Skip every image and restate the data word for word.

---- Raw data

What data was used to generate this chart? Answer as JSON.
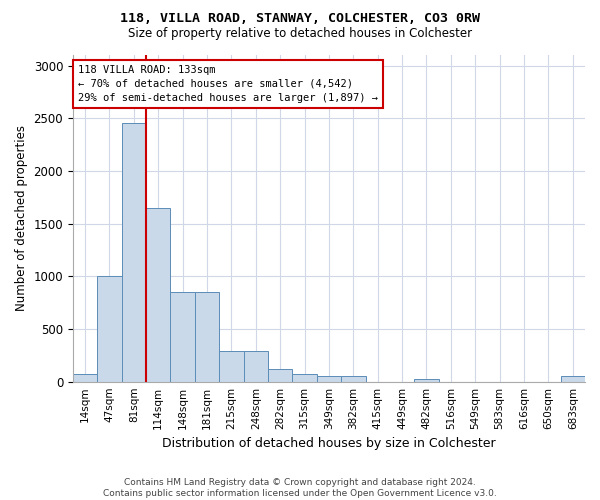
{
  "title1": "118, VILLA ROAD, STANWAY, COLCHESTER, CO3 0RW",
  "title2": "Size of property relative to detached houses in Colchester",
  "xlabel": "Distribution of detached houses by size in Colchester",
  "ylabel": "Number of detached properties",
  "categories": [
    "14sqm",
    "47sqm",
    "81sqm",
    "114sqm",
    "148sqm",
    "181sqm",
    "215sqm",
    "248sqm",
    "282sqm",
    "315sqm",
    "349sqm",
    "382sqm",
    "415sqm",
    "449sqm",
    "482sqm",
    "516sqm",
    "549sqm",
    "583sqm",
    "616sqm",
    "650sqm",
    "683sqm"
  ],
  "values": [
    70,
    1000,
    2450,
    1650,
    850,
    850,
    290,
    290,
    120,
    70,
    55,
    55,
    0,
    0,
    30,
    0,
    0,
    0,
    0,
    0,
    55
  ],
  "bar_color": "#c9d9ea",
  "bar_edge_color": "#5b8db8",
  "vline_x": 2.5,
  "vline_color": "#cc0000",
  "annotation_text": "118 VILLA ROAD: 133sqm\n← 70% of detached houses are smaller (4,542)\n29% of semi-detached houses are larger (1,897) →",
  "annotation_box_color": "white",
  "annotation_box_edge": "#cc0000",
  "ylim": [
    0,
    3100
  ],
  "yticks": [
    0,
    500,
    1000,
    1500,
    2000,
    2500,
    3000
  ],
  "footer1": "Contains HM Land Registry data © Crown copyright and database right 2024.",
  "footer2": "Contains public sector information licensed under the Open Government Licence v3.0.",
  "bg_color": "#ffffff",
  "grid_color": "#d0d8e8"
}
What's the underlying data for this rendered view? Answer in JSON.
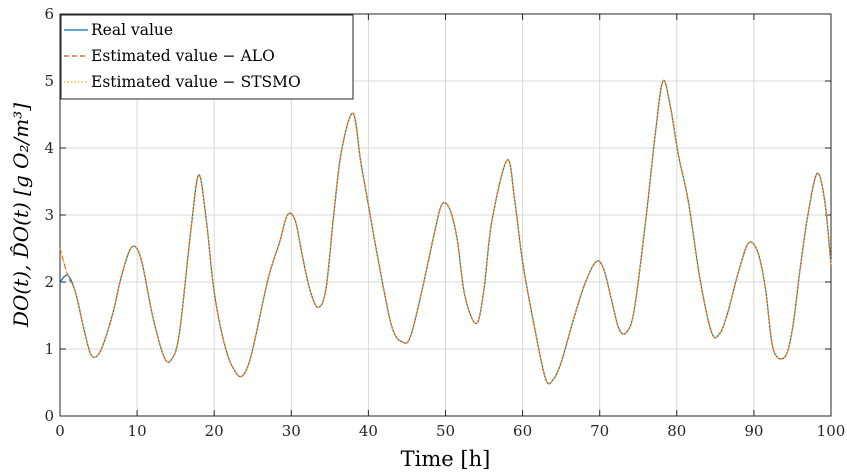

--------

### Worked answer
What data was used to generate this chart? Answer as JSON.
{
  "title1": "118, VILLA ROAD, STANWAY, COLCHESTER, CO3 0RW",
  "title2": "Size of property relative to detached houses in Colchester",
  "xlabel": "Distribution of detached houses by size in Colchester",
  "ylabel": "Number of detached properties",
  "categories": [
    "14sqm",
    "47sqm",
    "81sqm",
    "114sqm",
    "148sqm",
    "181sqm",
    "215sqm",
    "248sqm",
    "282sqm",
    "315sqm",
    "349sqm",
    "382sqm",
    "415sqm",
    "449sqm",
    "482sqm",
    "516sqm",
    "549sqm",
    "583sqm",
    "616sqm",
    "650sqm",
    "683sqm"
  ],
  "values": [
    70,
    1000,
    2450,
    1650,
    850,
    850,
    290,
    290,
    120,
    70,
    55,
    55,
    0,
    0,
    30,
    0,
    0,
    0,
    0,
    0,
    55
  ],
  "bar_color": "#c9d9ea",
  "bar_edge_color": "#5b8db8",
  "vline_x": 2.5,
  "vline_color": "#cc0000",
  "annotation_text": "118 VILLA ROAD: 133sqm\n← 70% of detached houses are smaller (4,542)\n29% of semi-detached houses are larger (1,897) →",
  "annotation_box_color": "white",
  "annotation_box_edge": "#cc0000",
  "ylim": [
    0,
    3100
  ],
  "yticks": [
    0,
    500,
    1000,
    1500,
    2000,
    2500,
    3000
  ],
  "footer1": "Contains HM Land Registry data © Crown copyright and database right 2024.",
  "footer2": "Contains public sector information licensed under the Open Government Licence v3.0.",
  "bg_color": "#ffffff",
  "grid_color": "#d0d8e8"
}
What's the underlying data for this rendered view? Answer in JSON.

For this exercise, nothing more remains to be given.